__Problem to solve__
Copy, from the entries below, each line in which the string "trots" appears.

__Collected data entries__
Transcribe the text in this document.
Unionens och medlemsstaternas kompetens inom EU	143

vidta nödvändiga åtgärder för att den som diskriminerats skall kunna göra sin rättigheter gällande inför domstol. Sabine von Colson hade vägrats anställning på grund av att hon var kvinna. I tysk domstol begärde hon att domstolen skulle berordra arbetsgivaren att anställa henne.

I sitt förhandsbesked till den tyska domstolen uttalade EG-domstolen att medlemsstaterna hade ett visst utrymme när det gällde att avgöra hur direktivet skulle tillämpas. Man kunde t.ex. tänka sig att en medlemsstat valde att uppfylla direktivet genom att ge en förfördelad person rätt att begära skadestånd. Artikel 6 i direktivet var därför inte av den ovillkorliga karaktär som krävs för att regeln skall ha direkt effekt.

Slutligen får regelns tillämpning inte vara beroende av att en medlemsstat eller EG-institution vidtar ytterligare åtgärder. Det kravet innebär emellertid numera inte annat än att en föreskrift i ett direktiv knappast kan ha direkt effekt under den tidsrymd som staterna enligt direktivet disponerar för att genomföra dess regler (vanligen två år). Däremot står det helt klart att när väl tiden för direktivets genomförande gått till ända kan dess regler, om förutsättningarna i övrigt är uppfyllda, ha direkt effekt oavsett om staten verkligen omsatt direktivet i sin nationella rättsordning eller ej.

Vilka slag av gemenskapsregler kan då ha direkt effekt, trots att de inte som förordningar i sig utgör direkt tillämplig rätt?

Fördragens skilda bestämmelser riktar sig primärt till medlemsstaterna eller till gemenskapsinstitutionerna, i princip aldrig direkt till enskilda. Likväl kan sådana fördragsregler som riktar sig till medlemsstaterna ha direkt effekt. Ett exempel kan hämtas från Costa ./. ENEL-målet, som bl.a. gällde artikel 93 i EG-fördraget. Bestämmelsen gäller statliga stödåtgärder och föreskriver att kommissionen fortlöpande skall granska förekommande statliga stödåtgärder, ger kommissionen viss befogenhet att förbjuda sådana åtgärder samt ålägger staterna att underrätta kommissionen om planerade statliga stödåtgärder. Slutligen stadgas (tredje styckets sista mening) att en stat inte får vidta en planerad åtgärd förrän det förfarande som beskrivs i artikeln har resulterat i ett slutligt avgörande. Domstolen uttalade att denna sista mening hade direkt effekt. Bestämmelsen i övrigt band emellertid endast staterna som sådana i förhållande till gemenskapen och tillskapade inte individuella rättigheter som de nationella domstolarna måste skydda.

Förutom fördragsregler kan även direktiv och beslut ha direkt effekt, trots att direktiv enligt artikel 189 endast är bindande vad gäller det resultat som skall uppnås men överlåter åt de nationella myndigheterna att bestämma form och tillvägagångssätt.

__Exercise result__
Vilka slag av gemenskapsregler kan då ha direkt effekt, trots att de inte som förordningar i sig utgör direkt tillämplig rätt?
Förutom fördragsregler kan även direktiv och beslut ha direkt effekt, trots att direktiv enligt artikel 189 endast är bindande vad gäller det resultat som skall uppnås men överlåter åt de nationella myndigheterna att bestämma form och tillvägagångssätt.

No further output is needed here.